> [REQUEST]:
Look below for the line with "Decode this image", then repeat it and all lines after it, exactly, minus any pictures.
** start of RECORDS SUPPLIED **
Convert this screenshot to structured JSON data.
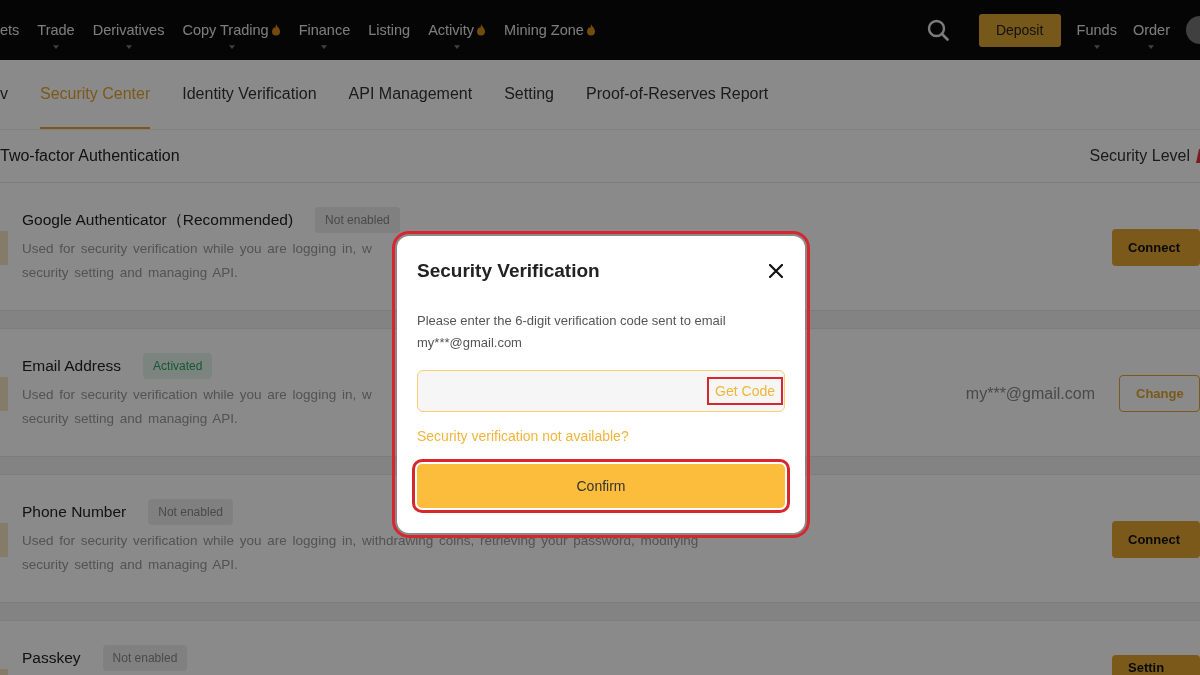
{
  "nav": {
    "items": [
      {
        "label": "ets",
        "flame": false,
        "caret": false
      },
      {
        "label": "Trade",
        "flame": false,
        "caret": true
      },
      {
        "label": "Derivatives",
        "flame": false,
        "caret": true
      },
      {
        "label": "Copy Trading",
        "flame": true,
        "caret": true
      },
      {
        "label": "Finance",
        "flame": false,
        "caret": true
      },
      {
        "label": "Listing",
        "flame": false,
        "caret": false
      },
      {
        "label": "Activity",
        "flame": true,
        "caret": true
      },
      {
        "label": "Mining Zone",
        "flame": true,
        "caret": false
      }
    ],
    "deposit": "Deposit",
    "right_items": [
      {
        "label": "Funds",
        "caret": true
      },
      {
        "label": "Order",
        "caret": true
      }
    ]
  },
  "tabs": [
    {
      "label": "v",
      "selected": false
    },
    {
      "label": "Security Center",
      "selected": true
    },
    {
      "label": "Identity Verification",
      "selected": false
    },
    {
      "label": "API Management",
      "selected": false
    },
    {
      "label": "Setting",
      "selected": false
    },
    {
      "label": "Proof-of-Reserves Report",
      "selected": false
    }
  ],
  "section": {
    "title": "Two-factor Authentication",
    "security_level": "Security Level"
  },
  "rows": [
    {
      "title": "Google Authenticator（Recommended)",
      "status": {
        "label": "Not enabled",
        "kind": "inactive"
      },
      "description": [
        "Used for security verification while you are logging in, w",
        "security setting and managing API."
      ],
      "action": {
        "label": "Connect",
        "kind": "filled"
      }
    },
    {
      "title": "Email Address",
      "status": {
        "label": "Activated",
        "kind": "active"
      },
      "description": [
        "Used for security verification while you are logging in, w",
        "security setting and managing API."
      ],
      "value": "my***@gmail.com",
      "action": {
        "label": "Change",
        "kind": "outline"
      }
    },
    {
      "title": "Phone Number",
      "status": {
        "label": "Not enabled",
        "kind": "inactive"
      },
      "description": [
        "Used for security verification while you are logging in, withdrawing coins, retrieving your password, modifying",
        "security setting and managing API."
      ],
      "action": {
        "label": "Connect",
        "kind": "filled"
      }
    },
    {
      "title": "Passkey",
      "status": {
        "label": "Not enabled",
        "kind": "inactive"
      },
      "description": [],
      "action": {
        "label": "Settin",
        "kind": "filled"
      }
    }
  ],
  "modal": {
    "title": "Security Verification",
    "message": "Please enter the 6-digit verification code sent to email my***@gmail.com",
    "get_code": "Get Code",
    "help_link": "Security verification not available?",
    "confirm": "Confirm"
  }
}
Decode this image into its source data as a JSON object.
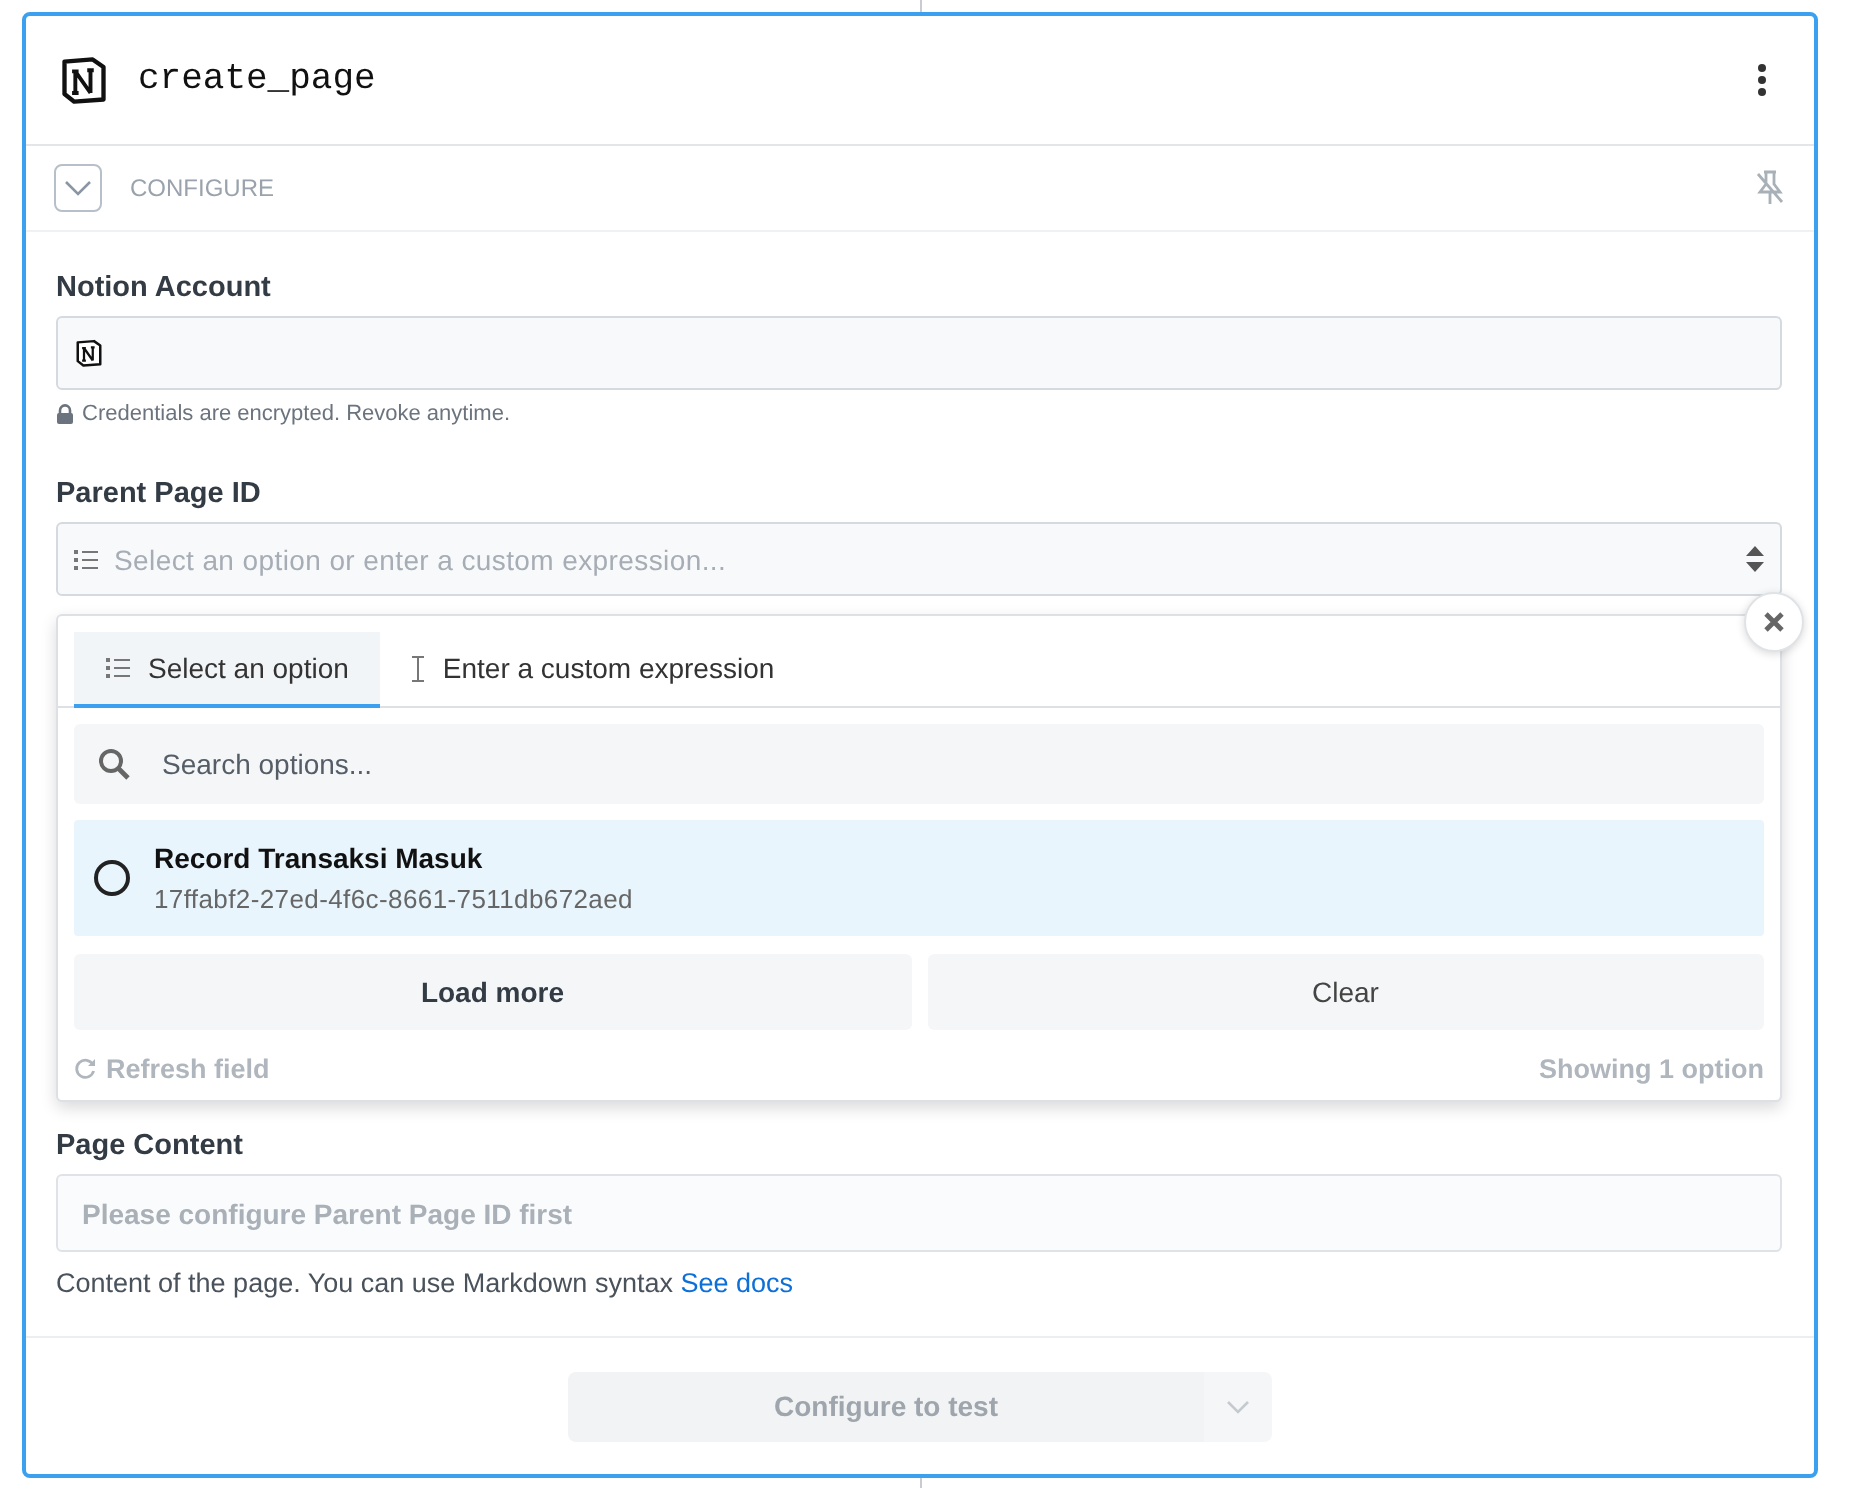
{
  "node": {
    "title": "create_page"
  },
  "section": {
    "label": "CONFIGURE",
    "expanded": true
  },
  "account_field": {
    "label": "Notion Account",
    "note": "Credentials are encrypted. Revoke anytime."
  },
  "parent_field": {
    "label": "Parent Page ID",
    "placeholder": "Select an option or enter a custom expression..."
  },
  "dropdown": {
    "tabs": [
      {
        "label": "Select an option",
        "selected": true
      },
      {
        "label": "Enter a custom expression",
        "selected": false
      }
    ],
    "search": {
      "placeholder": "Search options..."
    },
    "options": [
      {
        "name": "Record Transaksi Masuk",
        "id": "17ffabf2-27ed-4f6c-8661-7511db672aed",
        "selected": false,
        "highlighted": true
      }
    ],
    "buttons": [
      "Load more",
      "Clear"
    ],
    "refresh": "Refresh field",
    "count": "Showing 1 option"
  },
  "content_field": {
    "label": "Page Content",
    "placeholder": "Please configure Parent Page ID first",
    "help": "Content of the page. You can use Markdown syntax",
    "link": "See docs"
  },
  "test_button": {
    "label": "Configure to test",
    "disabled": true
  }
}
** end of RECORDS SUPPLIED **
> [EXPECTED OUTPUT]:
Decode this image into its source data as a JSON object.
{
  "node": {
    "title": "create_page"
  },
  "section": {
    "label": "CONFIGURE",
    "expanded": true
  },
  "account_field": {
    "label": "Notion Account",
    "note": "Credentials are encrypted. Revoke anytime."
  },
  "parent_field": {
    "label": "Parent Page ID",
    "placeholder": "Select an option or enter a custom expression..."
  },
  "dropdown": {
    "tabs": [
      {
        "label": "Select an option",
        "selected": true
      },
      {
        "label": "Enter a custom expression",
        "selected": false
      }
    ],
    "search": {
      "placeholder": "Search options..."
    },
    "options": [
      {
        "name": "Record Transaksi Masuk",
        "id": "17ffabf2-27ed-4f6c-8661-7511db672aed",
        "selected": false,
        "highlighted": true
      }
    ],
    "buttons": [
      "Load more",
      "Clear"
    ],
    "refresh": "Refresh field",
    "count": "Showing 1 option"
  },
  "content_field": {
    "label": "Page Content",
    "placeholder": "Please configure Parent Page ID first",
    "help": "Content of the page. You can use Markdown syntax",
    "link": "See docs"
  },
  "test_button": {
    "label": "Configure to test",
    "disabled": true
  }
}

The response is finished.